DIRECTIVE.
Leave out the pictures and copy the remaining records exactly.

·····

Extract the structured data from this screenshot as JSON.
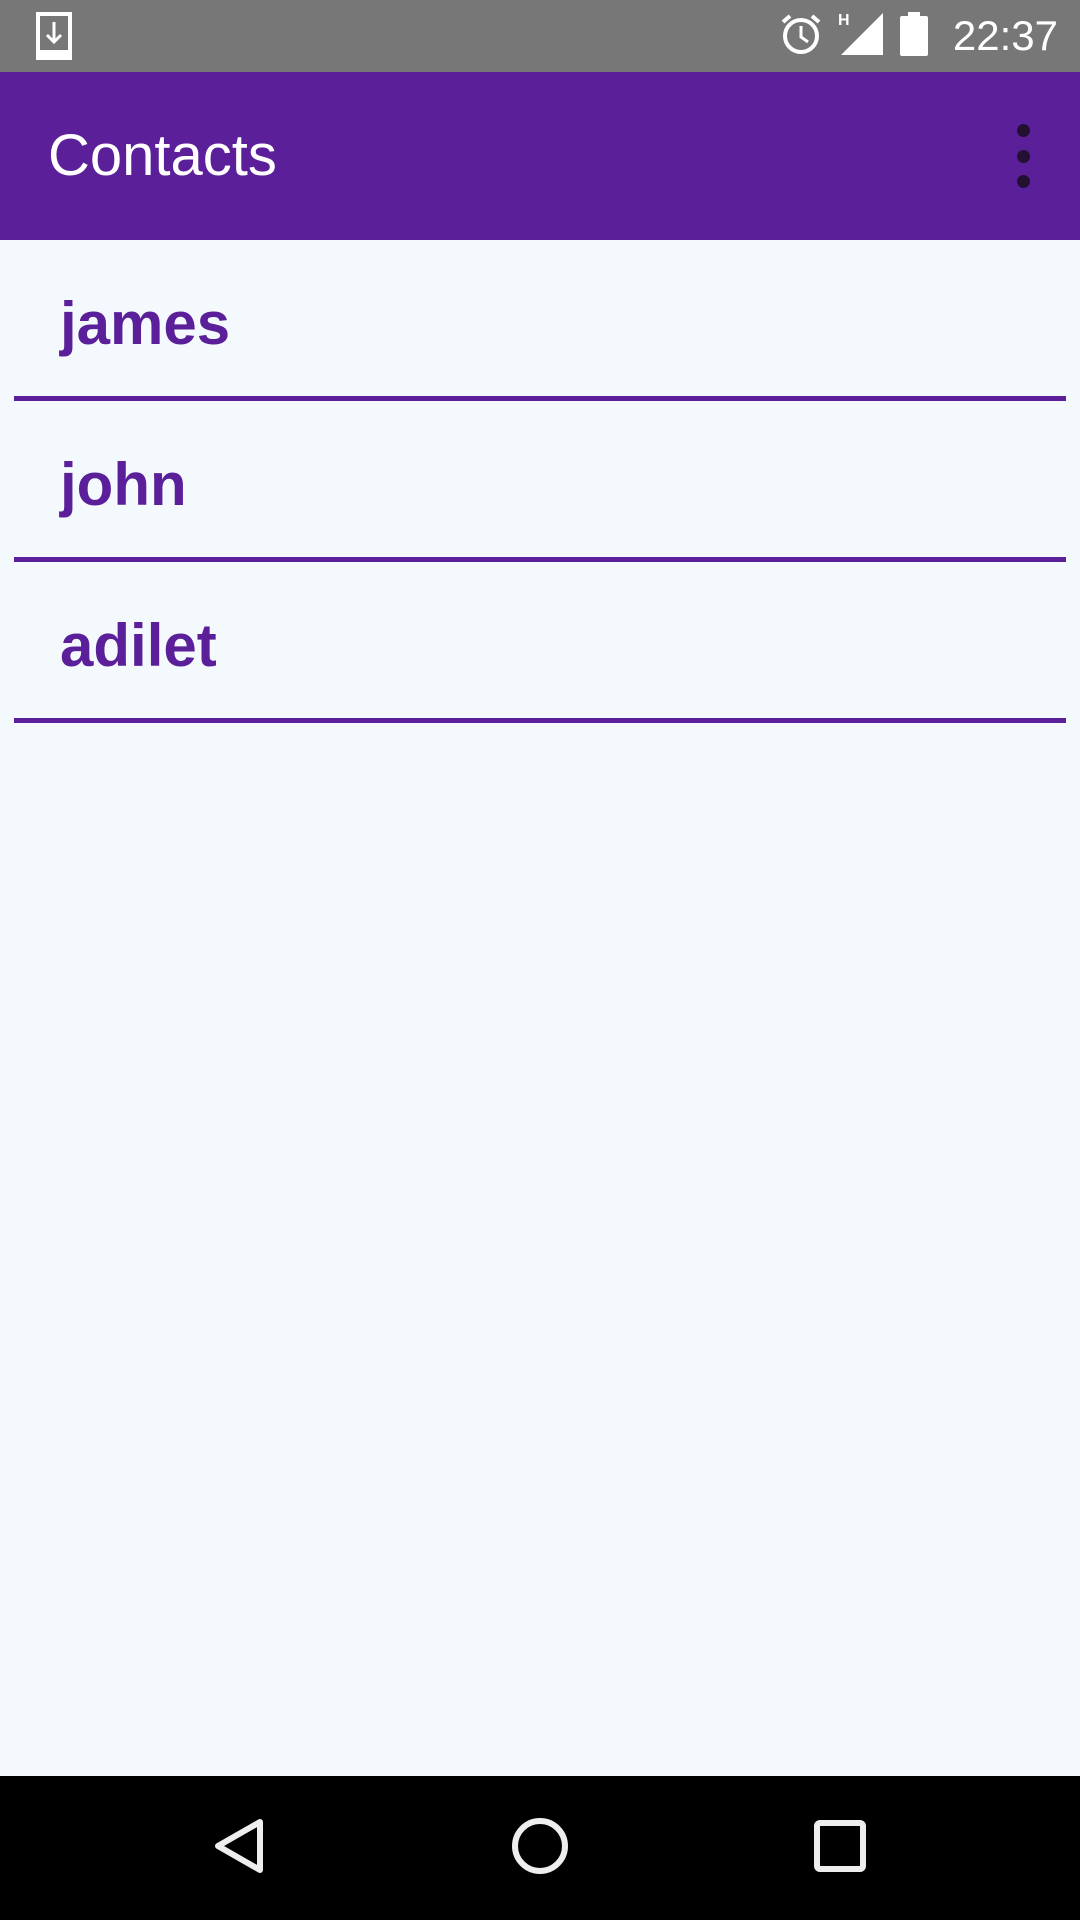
{
  "status_bar": {
    "time": "22:37",
    "network_type": "H",
    "icons": [
      "download-notification-icon",
      "alarm-icon",
      "signal-icon",
      "battery-icon"
    ]
  },
  "toolbar": {
    "title": "Contacts",
    "overflow_icon": "more-vert-icon"
  },
  "contacts": [
    {
      "name": "james"
    },
    {
      "name": "john"
    },
    {
      "name": "adilet"
    }
  ],
  "nav_bar": {
    "icons": [
      "back-icon",
      "home-icon",
      "recents-icon"
    ]
  },
  "colors": {
    "primary": "#5b1f9a",
    "status_bar": "#777777",
    "background": "#f3f9fd",
    "nav_bar": "#000000"
  }
}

·····

COMPLETED EXERCISE.
Extract the structured data from this screenshot as JSON.
{
  "status_bar": {
    "time": "22:37",
    "network_type": "H",
    "icons": [
      "download-notification-icon",
      "alarm-icon",
      "signal-icon",
      "battery-icon"
    ]
  },
  "toolbar": {
    "title": "Contacts",
    "overflow_icon": "more-vert-icon"
  },
  "contacts": [
    {
      "name": "james"
    },
    {
      "name": "john"
    },
    {
      "name": "adilet"
    }
  ],
  "nav_bar": {
    "icons": [
      "back-icon",
      "home-icon",
      "recents-icon"
    ]
  },
  "colors": {
    "primary": "#5b1f9a",
    "status_bar": "#777777",
    "background": "#f3f9fd",
    "nav_bar": "#000000"
  }
}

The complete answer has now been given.